BEGIN Data shown

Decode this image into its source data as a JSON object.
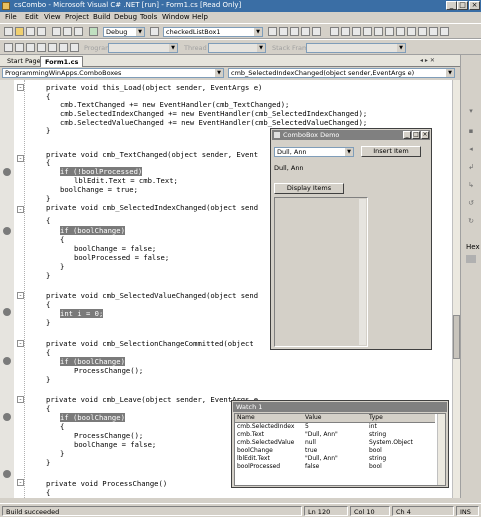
{
  "window": {
    "title": "csCombo - Microsoft Visual C# .NET [run] - Form1.cs [Read Only]"
  },
  "menu": [
    "File",
    "Edit",
    "View",
    "Project",
    "Build",
    "Debug",
    "Tools",
    "Window",
    "Help"
  ],
  "toolbar": {
    "config": "Debug",
    "find_combo": "checkedListBox1",
    "program_label": "Program",
    "thread_label": "Thread",
    "stack_frame_label": "Stack Frame"
  },
  "tabs": [
    "Start Page",
    "Form1.cs"
  ],
  "navigation": {
    "class_combo": "ProgrammingWinApps.ComboBoxes",
    "member_combo": "cmb_SelectedIndexChanged(object sender,EventArgs e)"
  },
  "code_lines": [
    "private void this_Load(object sender, EventArgs e)",
    "{",
    "cmb.TextChanged += new EventHandler(cmb_TextChanged);",
    "cmb.SelectedIndexChanged += new EventHandler(cmb_SelectedIndexChanged);",
    "cmb.SelectedValueChanged += new EventHandler(cmb_SelectedValueChanged);",
    "}",
    "private void cmb_TextChanged(object sender, Event",
    "{",
    "if (!boolProcessed)",
    "lblEdit.Text = cmb.Text;",
    "boolChange = true;",
    "}",
    "private void cmb_SelectedIndexChanged(object send",
    "{",
    "if (boolChange)",
    "{",
    "boolChange = false;",
    "boolProcessed = false;",
    "}",
    "}",
    "private void cmb_SelectedValueChanged(object send",
    "{",
    "int i = 0;",
    "}",
    "private void cmb_SelectionChangeCommitted(object",
    "{",
    "if (boolChange)",
    "ProcessChange();",
    "}",
    "private void cmb_Leave(object sender, EventArgs e",
    "{",
    "if (boolChange)",
    "{",
    "ProcessChange();",
    "boolChange = false;",
    "}",
    "}",
    "private void ProcessChange()",
    "{"
  ],
  "demo_form": {
    "title": "ComboBox Demo",
    "combo_value": "Dull, Ann",
    "insert_button": "Insert Item",
    "label_text": "Dull, Ann",
    "display_button": "Display Items"
  },
  "watch": {
    "title": "Watch 1",
    "headers": [
      "Name",
      "Value",
      "Type"
    ],
    "rows": [
      [
        "cmb.SelectedIndex",
        "5",
        "int"
      ],
      [
        "cmb.Text",
        "\"Dull, Ann\"",
        "string"
      ],
      [
        "cmb.SelectedValue",
        "null",
        "System.Object"
      ],
      [
        "boolChange",
        "true",
        "bool"
      ],
      [
        "lblEdit.Text",
        "\"Dull, Ann\"",
        "string"
      ],
      [
        "boolProcessed",
        "false",
        "bool"
      ]
    ]
  },
  "status": {
    "message": "Build succeeded",
    "line": "Ln 120",
    "col": "Col 10",
    "ch": "Ch 4",
    "mode": "INS"
  }
}
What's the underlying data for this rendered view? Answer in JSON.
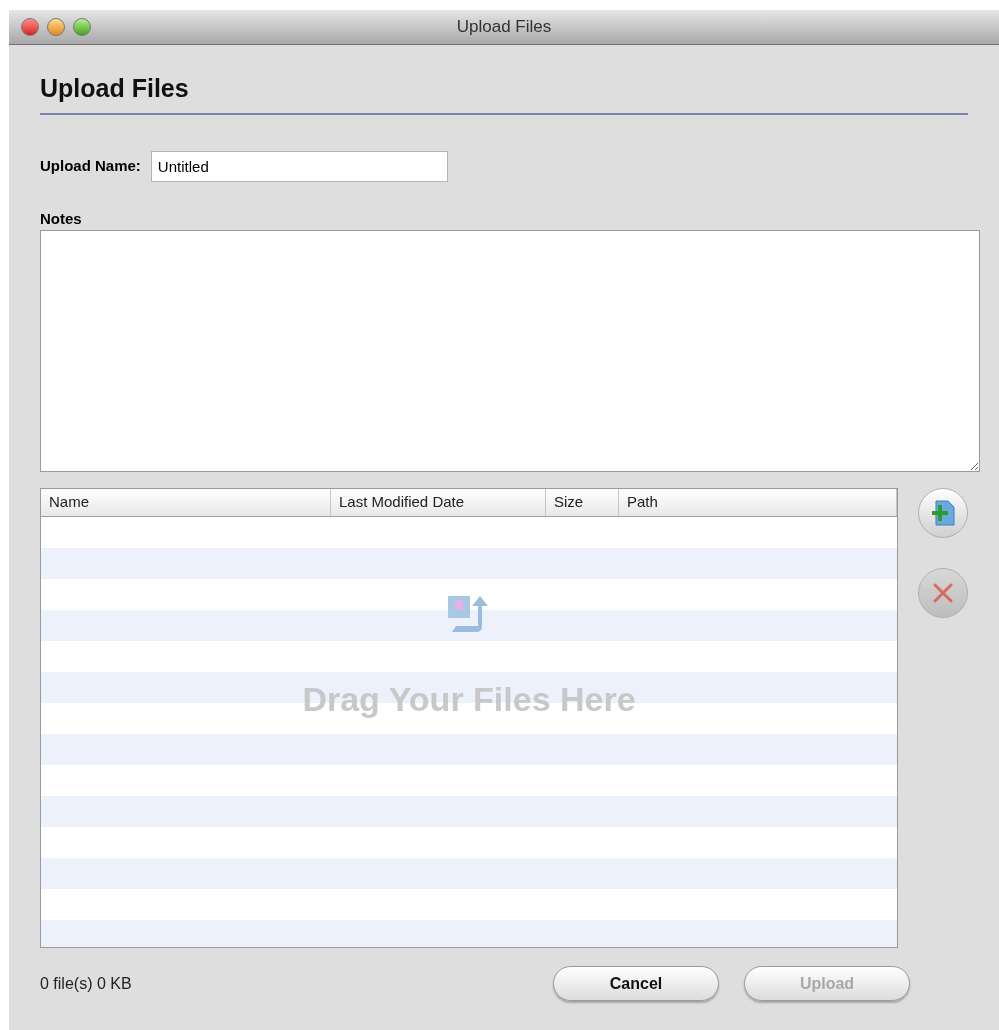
{
  "window": {
    "title": "Upload Files"
  },
  "heading": "Upload Files",
  "upload_name": {
    "label": "Upload Name:",
    "value": "Untitled"
  },
  "notes": {
    "label": "Notes"
  },
  "table": {
    "columns": [
      "Name",
      "Last Modified Date",
      "Size",
      "Path"
    ],
    "empty_hint": "Drag Your Files Here"
  },
  "status": "0 file(s) 0 KB",
  "buttons": [
    {
      "label": "Cancel",
      "disabled": false
    },
    {
      "label": "Upload",
      "disabled": true
    }
  ]
}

END Data shown

» Problem details: Copy out every line of the data that includes the word "Dull".

» Result for this exercise:
    "combo_value": "Dull, Ann",
    "label_text": "Dull, Ann",
        "\"Dull, Ann\"",
        "\"Dull, Ann\"",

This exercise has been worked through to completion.